## [EXERCISE OBJECTIVE]
Reproduce each line bearing the word "بمعنى".

## [DATA PROVIDED]
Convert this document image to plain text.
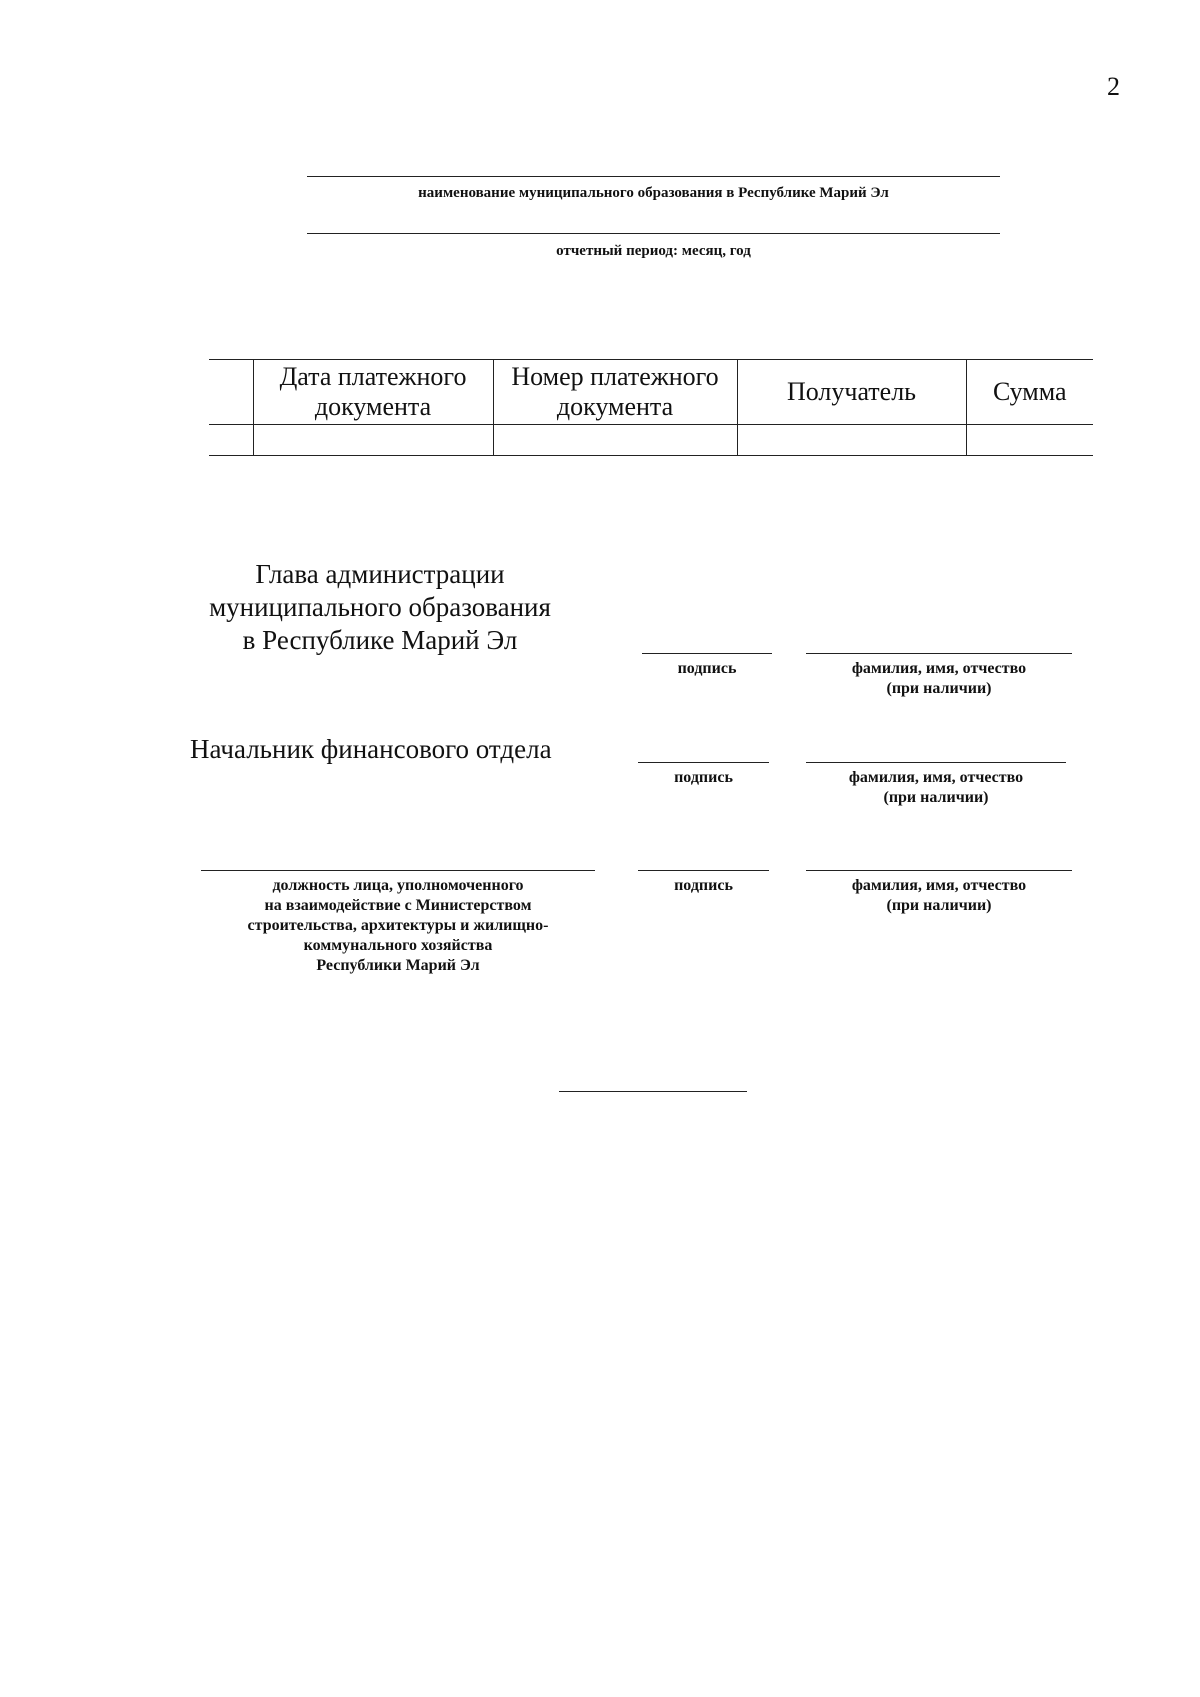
2
наименование муниципального образования в Республике Марий Эл
отчетный период: месяц, год
	Дата платежного документа	Номер платежного документа	Получатель	Сумма

Глава администрации
муниципального образования
в Республике Марий Эл
подпись	фамилия, имя, отчество
(при наличии)
Начальник финансового отдела
подпись	фамилия, имя, отчество
(при наличии)
должность лица, уполномоченного
на взаимодействие с Министерством
строительства, архитектуры и жилищно-
коммунального хозяйства
Республики Марий Эл
подпись	фамилия, имя, отчество
(при наличии)
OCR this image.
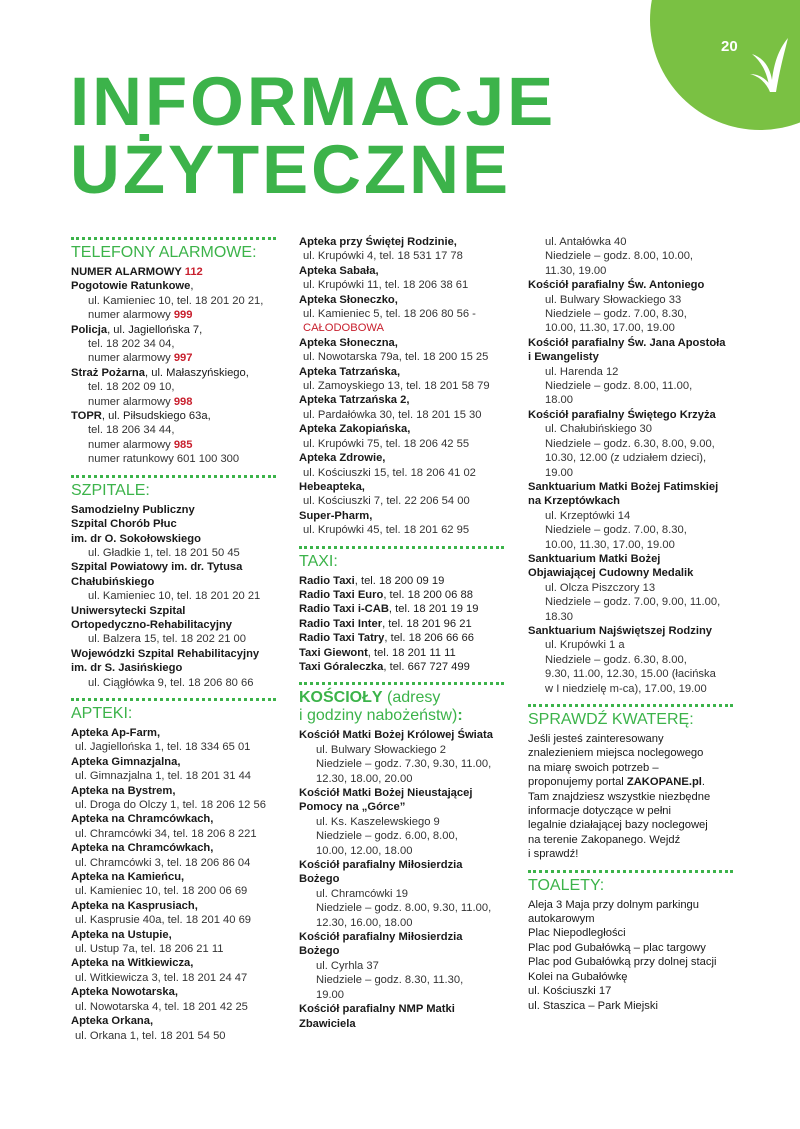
20
INFORMACJE
UŻYTECZNE
TELEFONY ALARMOWE:
NUMER ALARMOWY 112
Pogotowie Ratunkowe,
ul. Kamieniec 10, tel. 18 201 20 21,
numer alarmowy 999
Policja, ul. Jagiellońska 7,
tel. 18 202 34 04,
numer alarmowy 997
Straż Pożarna, ul. Małaszyńskiego,
tel. 18 202 09 10,
numer alarmowy 998
TOPR, ul. Piłsudskiego 63a,
tel. 18 206 34 44,
numer alarmowy 985
numer ratunkowy 601 100 300
SZPITALE:
Samodzielny Publiczny
Szpital Chorób Płuc
im. dr O. Sokołowskiego
ul. Gładkie 1, tel. 18 201 50 45
Szpital Powiatowy im. dr. Tytusa
Chałubińskiego
ul. Kamieniec 10, tel. 18 201 20 21
Uniwersytecki Szpital
Ortopedyczno-Rehabilitacyjny
ul. Balzera 15, tel. 18 202 21 00
Wojewódzki Szpital Rehabilitacyjny
im. dr S. Jasińskiego
ul. Ciągłówka 9, tel. 18 206 80 66
APTEKI:
Apteka Ap-Farm,
ul. Jagiellońska 1, tel. 18 334 65 01
Apteka Gimnazjalna,
ul. Gimnazjalna 1, tel. 18 201 31 44
Apteka na Bystrem,
ul. Droga do Olczy 1, tel. 18 206 12 56
Apteka na Chramcówkach,
ul. Chramcówki 34, tel. 18 206 8 221
Apteka na Chramcówkach,
ul. Chramcówki 3, tel. 18 206 86 04
Apteka na Kamieńcu,
ul. Kamieniec 10, tel. 18 200 06 69
Apteka na Kasprusiach,
ul. Kasprusie 40a, tel. 18 201 40 69
Apteka na Ustupie,
ul. Ustup 7a, tel. 18 206 21 11
Apteka na Witkiewicza,
ul. Witkiewicza 3, tel. 18 201 24 47
Apteka Nowotarska,
ul. Nowotarska 4, tel. 18 201 42 25
Apteka Orkana,
ul. Orkana 1, tel. 18 201 54 50
Apteka przy Świętej Rodzinie,
ul. Krupówki 4, tel. 18 531 17 78
Apteka Sabała,
ul. Krupówki 11, tel. 18 206 38 61
Apteka Słoneczko,
ul. Kamieniec 5, tel. 18 206 80 56 -
CAŁODOBOWA
Apteka Słoneczna,
ul. Nowotarska 79a, tel. 18 200 15 25
Apteka Tatrzańska,
ul. Zamoyskiego 13, tel. 18 201 58 79
Apteka Tatrzańska 2,
ul. Pardałówka 30, tel. 18 201 15 30
Apteka Zakopiańska,
ul. Krupówki 75, tel. 18 206 42 55
Apteka Zdrowie,
ul. Kościuszki 15, tel. 18 206 41 02
Hebeapteka,
ul. Kościuszki 7, tel. 22 206 54 00
Super-Pharm,
ul. Krupówki 45, tel. 18 201 62 95
TAXI:
Radio Taxi, tel. 18 200 09 19
Radio Taxi Euro, tel. 18 200 06 88
Radio Taxi i-CAB, tel. 18 201 19 19
Radio Taxi Inter, tel. 18 201 96 21
Radio Taxi Tatry, tel. 18 206 66 66
Taxi Giewont, tel. 18 201 11 11
Taxi Góraleczka, tel. 667 727 499
KOŚCIOŁY (adresy
i godziny nabożeństw):
Kościół Matki Bożej Królowej Świata
ul. Bulwary Słowackiego 2
Niedziele – godz. 7.30, 9.30, 11.00,
12.30, 18.00, 20.00
Kościół Matki Bożej Nieustającej
Pomocy na „Górce”
ul. Ks. Kaszelewskiego 9
Niedziele – godz. 6.00, 8.00,
10.00, 12.00, 18.00
Kościół parafialny Miłosierdzia
Bożego
ul. Chramcówki 19
Niedziele – godz. 8.00, 9.30, 11.00,
12.30, 16.00, 18.00
Kościół parafialny Miłosierdzia
Bożego
ul. Cyrhla 37
Niedziele – godz. 8.30, 11.30,
19.00
Kościół parafialny NMP Matki
Zbawiciela
ul. Antałówka 40
Niedziele – godz. 8.00, 10.00,
11.30, 19.00
Kościół parafialny Św. Antoniego
ul. Bulwary Słowackiego 33
Niedziele – godz. 7.00, 8.30,
10.00, 11.30, 17.00, 19.00
Kościół parafialny Św. Jana Apostoła
i Ewangelisty
ul. Harenda 12
Niedziele – godz. 8.00, 11.00,
18.00
Kościół parafialny Świętego Krzyża
ul. Chałubińskiego 30
Niedziele – godz. 6.30, 8.00, 9.00,
10.30, 12.00 (z udziałem dzieci),
19.00
Sanktuarium Matki Bożej Fatimskiej
na Krzeptówkach
ul. Krzeptówki 14
Niedziele – godz. 7.00, 8.30,
10.00, 11.30, 17.00, 19.00
Sanktuarium Matki Bożej
Objawiającej Cudowny Medalik
ul. Olcza Piszczory 13
Niedziele – godz. 7.00, 9.00, 11.00,
18.30
Sanktuarium Najświętszej Rodziny
ul. Krupówki 1 a
Niedziele – godz. 6.30, 8.00,
9.30, 11.00, 12.30, 15.00 (łacińska
w I niedzielę m-ca), 17.00, 19.00
SPRAWDŹ KWATERĘ:
Jeśli jesteś zainteresowany
znalezieniem miejsca noclegowego
na miarę swoich potrzeb –
proponujemy portal ZAKOPANE.pl.
Tam znajdziesz wszystkie niezbędne
informacje dotyczące w pełni
legalnie działającej bazy noclegowej
na terenie Zakopanego. Wejdź
i sprawdź!
TOALETY:
Aleja 3 Maja przy dolnym parkingu
autokarowym
Plac Niepodległości
Plac pod Gubałówką – plac targowy
Plac pod Gubałówką przy dolnej stacji
Kolei na Gubałówkę
ul. Kościuszki 17
ul. Staszica – Park Miejski
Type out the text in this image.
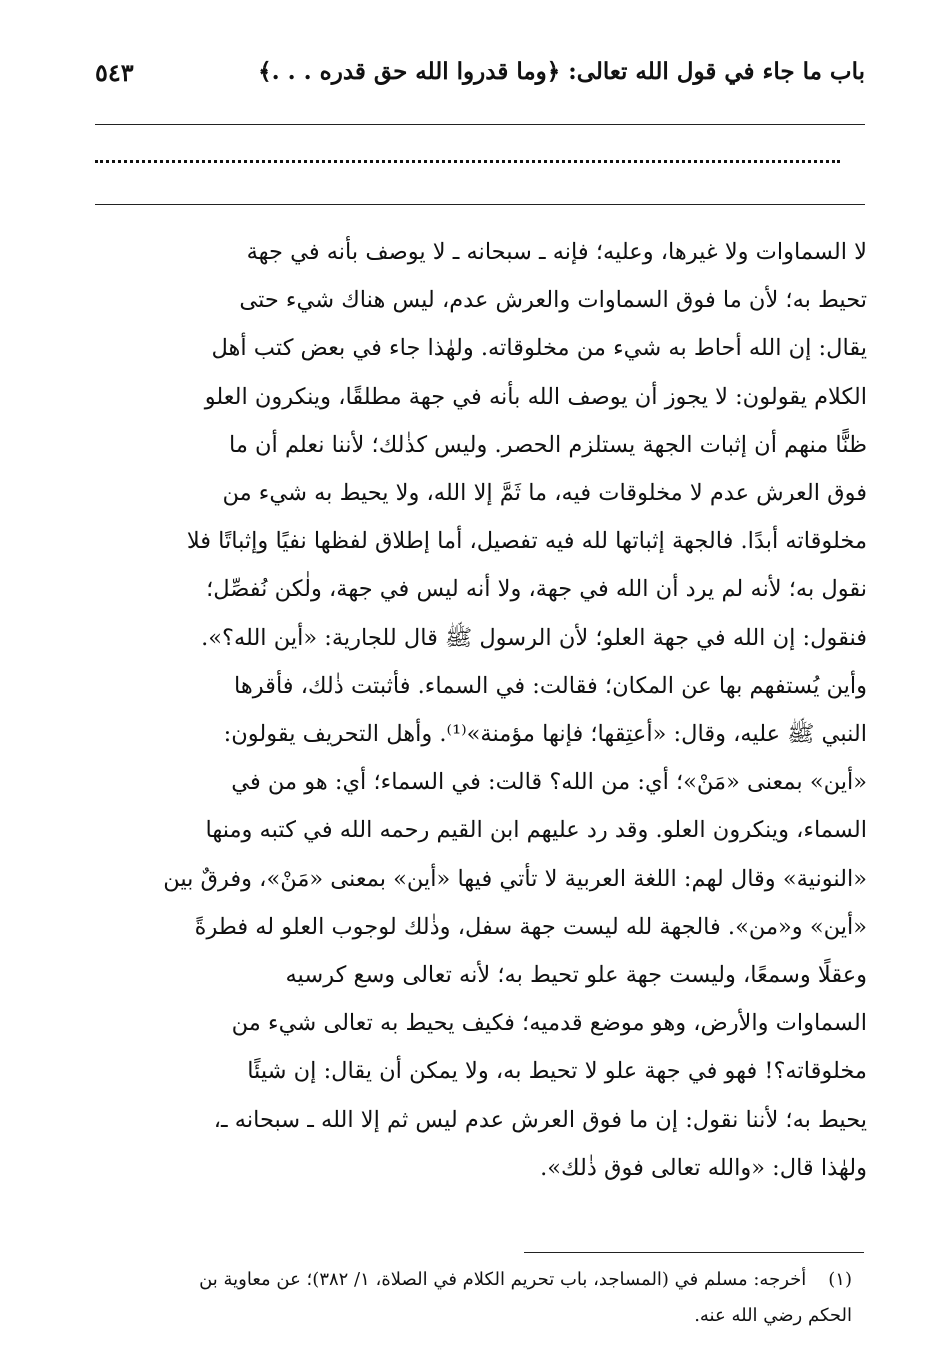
باب ما جاء في قول الله تعالى: ﴿وما قدروا الله حق قدره . . .﴾
٥٤٣

لا السماوات ولا غيرها، وعليه؛ فإنه ـ سبحانه ـ لا يوصف بأنه في جهة

تحيط به؛ لأن ما فوق السماوات والعرش عدم، ليس هناك شيء حتى

يقال: إن الله أحاط به شيء من مخلوقاته. ولهٰذا جاء في بعض كتب أهل

الكلام يقولون: لا يجوز أن يوصف الله بأنه في جهة مطلقًا، وينكرون العلو

ظنًّا منهم أن إثبات الجهة يستلزم الحصر. وليس كذٰلك؛ لأننا نعلم أن ما

فوق العرش عدم لا مخلوقات فيه، ما ثَمَّ إلا الله، ولا يحيط به شيء من

مخلوقاته أبدًا. فالجهة إثباتها لله فيه تفصيل، أما إطلاق لفظها نفيًا وإثباتًا فلا

نقول به؛ لأنه لم يرد أن الله في جهة، ولا أنه ليس في جهة، ولٰكن نُفصِّل؛

فنقول: إن الله في جهة العلو؛ لأن الرسول ﷺ قال للجارية: «أين الله؟».

وأين يُستفهم بها عن المكان؛ فقالت: في السماء. فأثبتت ذٰلك، فأقرها

النبي ﷺ عليه، وقال: «أعتِقها؛ فإنها مؤمنة»⁽¹⁾. وأهل التحريف يقولون:

«أين» بمعنى «مَنْ»؛ أي: من الله؟ قالت: في السماء؛ أي: هو من في

السماء، وينكرون العلو. وقد رد عليهم ابن القيم رحمه الله في كتبه ومنها

«النونية» وقال لهم: اللغة العربية لا تأتي فيها «أين» بمعنى «مَنْ»، وفرقٌ بين

«أين» و«من». فالجهة لله ليست جهة سفل، وذٰلك لوجوب العلو له فطرةً

وعقلًا وسمعًا، وليست جهة علو تحيط به؛ لأنه تعالى وسع كرسيه

السماوات والأرض، وهو موضع قدميه؛ فكيف يحيط به تعالى شيء من

مخلوقاته؟! فهو في جهة علو لا تحيط به، ولا يمكن أن يقال: إن شيئًا

يحيط به؛ لأننا نقول: إن ما فوق العرش عدم ليس ثم إلا الله ـ سبحانه ـ،

ولهٰذا قال: «والله تعالى فوق ذٰلك».

(١)أخرجه: مسلم في (المساجد، باب تحريم الكلام في الصلاة، ١/ ٣٨٢)؛ عن معاوية بن

الحكم رضي الله عنه.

## [EXERCISE RESPONSE]
«أين» بمعنى «مَنْ»؛ أي: من الله؟ قالت: في السماء؛ أي: هو من في
«النونية» وقال لهم: اللغة العربية لا تأتي فيها «أين» بمعنى «مَنْ»، وفرقٌ بين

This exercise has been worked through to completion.